> _Data lines_:

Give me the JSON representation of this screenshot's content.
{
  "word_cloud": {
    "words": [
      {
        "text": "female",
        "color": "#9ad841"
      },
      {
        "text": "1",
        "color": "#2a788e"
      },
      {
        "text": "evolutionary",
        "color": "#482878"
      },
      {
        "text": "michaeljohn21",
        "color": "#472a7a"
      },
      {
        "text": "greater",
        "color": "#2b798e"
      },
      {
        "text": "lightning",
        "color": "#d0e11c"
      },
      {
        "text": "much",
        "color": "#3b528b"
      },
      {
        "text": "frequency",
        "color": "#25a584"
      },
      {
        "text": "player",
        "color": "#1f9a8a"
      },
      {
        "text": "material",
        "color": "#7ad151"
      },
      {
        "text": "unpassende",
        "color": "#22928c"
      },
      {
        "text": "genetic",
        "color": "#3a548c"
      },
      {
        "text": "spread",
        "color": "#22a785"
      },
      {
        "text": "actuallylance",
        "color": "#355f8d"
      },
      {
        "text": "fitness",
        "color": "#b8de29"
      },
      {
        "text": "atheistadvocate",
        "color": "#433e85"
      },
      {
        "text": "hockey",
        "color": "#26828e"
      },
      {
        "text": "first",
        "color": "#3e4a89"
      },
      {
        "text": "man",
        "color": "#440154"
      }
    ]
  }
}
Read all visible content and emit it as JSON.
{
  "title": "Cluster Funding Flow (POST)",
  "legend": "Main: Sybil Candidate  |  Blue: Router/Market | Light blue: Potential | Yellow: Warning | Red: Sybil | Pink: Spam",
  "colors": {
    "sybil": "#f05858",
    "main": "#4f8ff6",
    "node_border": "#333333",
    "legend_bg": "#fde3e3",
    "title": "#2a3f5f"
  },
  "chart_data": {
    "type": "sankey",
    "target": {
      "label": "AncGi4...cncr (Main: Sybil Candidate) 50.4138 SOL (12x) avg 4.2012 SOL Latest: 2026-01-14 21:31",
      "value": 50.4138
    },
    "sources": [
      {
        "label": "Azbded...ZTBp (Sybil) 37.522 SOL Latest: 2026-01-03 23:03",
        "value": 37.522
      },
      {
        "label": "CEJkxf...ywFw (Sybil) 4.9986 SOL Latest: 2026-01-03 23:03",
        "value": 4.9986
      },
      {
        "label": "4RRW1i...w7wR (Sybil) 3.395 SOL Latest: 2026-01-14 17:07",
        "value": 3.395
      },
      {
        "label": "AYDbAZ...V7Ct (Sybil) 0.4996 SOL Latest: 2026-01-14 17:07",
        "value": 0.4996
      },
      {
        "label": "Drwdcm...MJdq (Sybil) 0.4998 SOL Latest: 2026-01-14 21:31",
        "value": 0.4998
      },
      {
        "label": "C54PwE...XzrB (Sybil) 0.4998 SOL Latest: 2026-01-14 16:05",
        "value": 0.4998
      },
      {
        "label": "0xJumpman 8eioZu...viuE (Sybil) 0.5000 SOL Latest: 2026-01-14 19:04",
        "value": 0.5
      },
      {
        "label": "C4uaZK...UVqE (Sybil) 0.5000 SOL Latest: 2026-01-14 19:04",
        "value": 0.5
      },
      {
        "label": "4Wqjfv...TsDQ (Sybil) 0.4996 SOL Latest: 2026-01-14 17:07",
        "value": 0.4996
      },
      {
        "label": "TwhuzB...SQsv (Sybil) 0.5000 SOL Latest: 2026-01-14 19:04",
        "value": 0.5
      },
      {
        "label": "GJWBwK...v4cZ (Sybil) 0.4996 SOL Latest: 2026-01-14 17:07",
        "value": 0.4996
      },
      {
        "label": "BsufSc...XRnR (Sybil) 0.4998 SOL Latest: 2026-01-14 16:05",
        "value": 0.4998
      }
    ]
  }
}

> _Given problem_: Return the whole listing exactly, with every line included.

> _Solved problem_:
Give me the JSON representation of this screenshot's content.
{
  "word_cloud": {
    "words": [
      {
        "text": "female",
        "color": "#9ad841"
      },
      {
        "text": "1",
        "color": "#2a788e"
      },
      {
        "text": "evolutionary",
        "color": "#482878"
      },
      {
        "text": "michaeljohn21",
        "color": "#472a7a"
      },
      {
        "text": "greater",
        "color": "#2b798e"
      },
      {
        "text": "lightning",
        "color": "#d0e11c"
      },
      {
        "text": "much",
        "color": "#3b528b"
      },
      {
        "text": "frequency",
        "color": "#25a584"
      },
      {
        "text": "player",
        "color": "#1f9a8a"
      },
      {
        "text": "material",
        "color": "#7ad151"
      },
      {
        "text": "unpassende",
        "color": "#22928c"
      },
      {
        "text": "genetic",
        "color": "#3a548c"
      },
      {
        "text": "spread",
        "color": "#22a785"
      },
      {
        "text": "actuallylance",
        "color": "#355f8d"
      },
      {
        "text": "fitness",
        "color": "#b8de29"
      },
      {
        "text": "atheistadvocate",
        "color": "#433e85"
      },
      {
        "text": "hockey",
        "color": "#26828e"
      },
      {
        "text": "first",
        "color": "#3e4a89"
      },
      {
        "text": "man",
        "color": "#440154"
      }
    ]
  }
}
Read all visible content and emit it as JSON.
{
  "title": "Cluster Funding Flow (POST)",
  "legend": "Main: Sybil Candidate  |  Blue: Router/Market | Light blue: Potential | Yellow: Warning | Red: Sybil | Pink: Spam",
  "colors": {
    "sybil": "#f05858",
    "main": "#4f8ff6",
    "node_border": "#333333",
    "legend_bg": "#fde3e3",
    "title": "#2a3f5f"
  },
  "chart_data": {
    "type": "sankey",
    "target": {
      "label": "AncGi4...cncr (Main: Sybil Candidate) 50.4138 SOL (12x) avg 4.2012 SOL Latest: 2026-01-14 21:31",
      "value": 50.4138
    },
    "sources": [
      {
        "label": "Azbded...ZTBp (Sybil) 37.522 SOL Latest: 2026-01-03 23:03",
        "value": 37.522
      },
      {
        "label": "CEJkxf...ywFw (Sybil) 4.9986 SOL Latest: 2026-01-03 23:03",
        "value": 4.9986
      },
      {
        "label": "4RRW1i...w7wR (Sybil) 3.395 SOL Latest: 2026-01-14 17:07",
        "value": 3.395
      },
      {
        "label": "AYDbAZ...V7Ct (Sybil) 0.4996 SOL Latest: 2026-01-14 17:07",
        "value": 0.4996
      },
      {
        "label": "Drwdcm...MJdq (Sybil) 0.4998 SOL Latest: 2026-01-14 21:31",
        "value": 0.4998
      },
      {
        "label": "C54PwE...XzrB (Sybil) 0.4998 SOL Latest: 2026-01-14 16:05",
        "value": 0.4998
      },
      {
        "label": "0xJumpman 8eioZu...viuE (Sybil) 0.5000 SOL Latest: 2026-01-14 19:04",
        "value": 0.5
      },
      {
        "label": "C4uaZK...UVqE (Sybil) 0.5000 SOL Latest: 2026-01-14 19:04",
        "value": 0.5
      },
      {
        "label": "4Wqjfv...TsDQ (Sybil) 0.4996 SOL Latest: 2026-01-14 17:07",
        "value": 0.4996
      },
      {
        "label": "TwhuzB...SQsv (Sybil) 0.5000 SOL Latest: 2026-01-14 19:04",
        "value": 0.5
      },
      {
        "label": "GJWBwK...v4cZ (Sybil) 0.4996 SOL Latest: 2026-01-14 17:07",
        "value": 0.4996
      },
      {
        "label": "BsufSc...XRnR (Sybil) 0.4998 SOL Latest: 2026-01-14 16:05",
        "value": 0.4998
      }
    ]
  }
}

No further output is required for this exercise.